## What the task asks
Filter out everything except lines holding "Αναζήτηση".

**** Information given

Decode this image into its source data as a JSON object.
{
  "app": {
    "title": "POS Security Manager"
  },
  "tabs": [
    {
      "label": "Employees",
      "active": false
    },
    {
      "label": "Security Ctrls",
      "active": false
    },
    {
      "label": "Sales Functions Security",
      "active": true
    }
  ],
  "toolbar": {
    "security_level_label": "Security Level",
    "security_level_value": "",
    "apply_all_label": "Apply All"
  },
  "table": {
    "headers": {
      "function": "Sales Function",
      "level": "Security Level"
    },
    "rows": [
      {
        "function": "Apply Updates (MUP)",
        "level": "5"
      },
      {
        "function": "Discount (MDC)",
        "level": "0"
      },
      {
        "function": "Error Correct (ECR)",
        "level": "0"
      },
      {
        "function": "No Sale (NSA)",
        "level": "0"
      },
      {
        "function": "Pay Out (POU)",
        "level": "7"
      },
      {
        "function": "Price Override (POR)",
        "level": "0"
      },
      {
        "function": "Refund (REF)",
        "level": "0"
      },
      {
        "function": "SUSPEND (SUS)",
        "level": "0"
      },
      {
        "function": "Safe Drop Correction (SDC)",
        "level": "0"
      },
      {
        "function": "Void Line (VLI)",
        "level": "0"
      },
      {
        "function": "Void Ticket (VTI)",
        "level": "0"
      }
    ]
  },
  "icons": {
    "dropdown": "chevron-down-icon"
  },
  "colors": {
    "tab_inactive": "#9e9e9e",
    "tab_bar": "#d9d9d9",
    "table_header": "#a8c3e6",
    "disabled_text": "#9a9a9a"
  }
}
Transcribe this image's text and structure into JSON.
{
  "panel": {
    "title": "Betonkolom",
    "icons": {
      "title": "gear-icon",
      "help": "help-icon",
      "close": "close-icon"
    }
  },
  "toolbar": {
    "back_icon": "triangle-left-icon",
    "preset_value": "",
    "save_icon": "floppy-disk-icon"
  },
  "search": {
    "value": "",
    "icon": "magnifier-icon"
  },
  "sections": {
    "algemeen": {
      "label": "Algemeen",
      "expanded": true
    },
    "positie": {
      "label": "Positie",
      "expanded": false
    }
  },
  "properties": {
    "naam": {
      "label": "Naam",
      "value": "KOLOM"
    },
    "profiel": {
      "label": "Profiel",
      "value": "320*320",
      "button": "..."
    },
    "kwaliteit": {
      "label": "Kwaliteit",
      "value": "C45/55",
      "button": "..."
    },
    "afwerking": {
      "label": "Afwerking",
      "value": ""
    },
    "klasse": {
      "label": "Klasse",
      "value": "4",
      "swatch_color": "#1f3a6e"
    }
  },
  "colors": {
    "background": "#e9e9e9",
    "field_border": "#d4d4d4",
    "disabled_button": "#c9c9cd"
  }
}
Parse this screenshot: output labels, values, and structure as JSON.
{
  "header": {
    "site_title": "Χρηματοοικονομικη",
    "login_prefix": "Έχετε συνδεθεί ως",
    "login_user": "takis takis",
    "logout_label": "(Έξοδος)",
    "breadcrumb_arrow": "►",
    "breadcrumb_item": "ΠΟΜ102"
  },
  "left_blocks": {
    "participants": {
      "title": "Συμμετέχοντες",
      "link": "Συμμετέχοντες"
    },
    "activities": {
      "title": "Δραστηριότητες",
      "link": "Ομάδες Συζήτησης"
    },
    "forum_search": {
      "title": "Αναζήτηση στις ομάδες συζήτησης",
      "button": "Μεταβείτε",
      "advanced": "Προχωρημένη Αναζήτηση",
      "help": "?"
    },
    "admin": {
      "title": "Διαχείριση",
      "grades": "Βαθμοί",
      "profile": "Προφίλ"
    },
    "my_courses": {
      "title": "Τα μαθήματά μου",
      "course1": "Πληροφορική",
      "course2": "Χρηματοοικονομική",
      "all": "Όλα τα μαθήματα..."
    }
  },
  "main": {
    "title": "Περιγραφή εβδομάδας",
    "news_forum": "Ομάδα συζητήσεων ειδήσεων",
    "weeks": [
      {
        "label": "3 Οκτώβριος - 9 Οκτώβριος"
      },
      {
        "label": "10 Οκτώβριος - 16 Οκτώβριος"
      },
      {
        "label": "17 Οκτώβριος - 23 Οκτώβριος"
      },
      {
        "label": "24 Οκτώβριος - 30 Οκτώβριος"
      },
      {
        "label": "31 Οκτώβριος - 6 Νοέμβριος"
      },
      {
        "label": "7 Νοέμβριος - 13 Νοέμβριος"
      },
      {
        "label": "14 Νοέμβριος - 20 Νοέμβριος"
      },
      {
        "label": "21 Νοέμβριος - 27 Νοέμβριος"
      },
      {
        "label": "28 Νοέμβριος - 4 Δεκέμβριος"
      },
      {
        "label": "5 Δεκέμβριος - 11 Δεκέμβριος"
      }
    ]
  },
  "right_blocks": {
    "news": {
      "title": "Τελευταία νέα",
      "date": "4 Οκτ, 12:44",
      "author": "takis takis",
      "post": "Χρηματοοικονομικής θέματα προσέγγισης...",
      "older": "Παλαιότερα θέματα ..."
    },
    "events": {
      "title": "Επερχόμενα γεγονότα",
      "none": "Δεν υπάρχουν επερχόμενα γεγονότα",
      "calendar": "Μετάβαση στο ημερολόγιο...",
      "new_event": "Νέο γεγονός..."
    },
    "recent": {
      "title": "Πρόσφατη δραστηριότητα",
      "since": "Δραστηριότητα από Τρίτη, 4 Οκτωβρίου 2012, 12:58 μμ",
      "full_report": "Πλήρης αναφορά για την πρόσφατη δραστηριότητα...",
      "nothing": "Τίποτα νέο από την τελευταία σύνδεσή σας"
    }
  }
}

********

## Response
      "title": "Αναζήτηση στις ομάδες συζήτησης",
      "advanced": "Προχωρημένη Αναζήτηση",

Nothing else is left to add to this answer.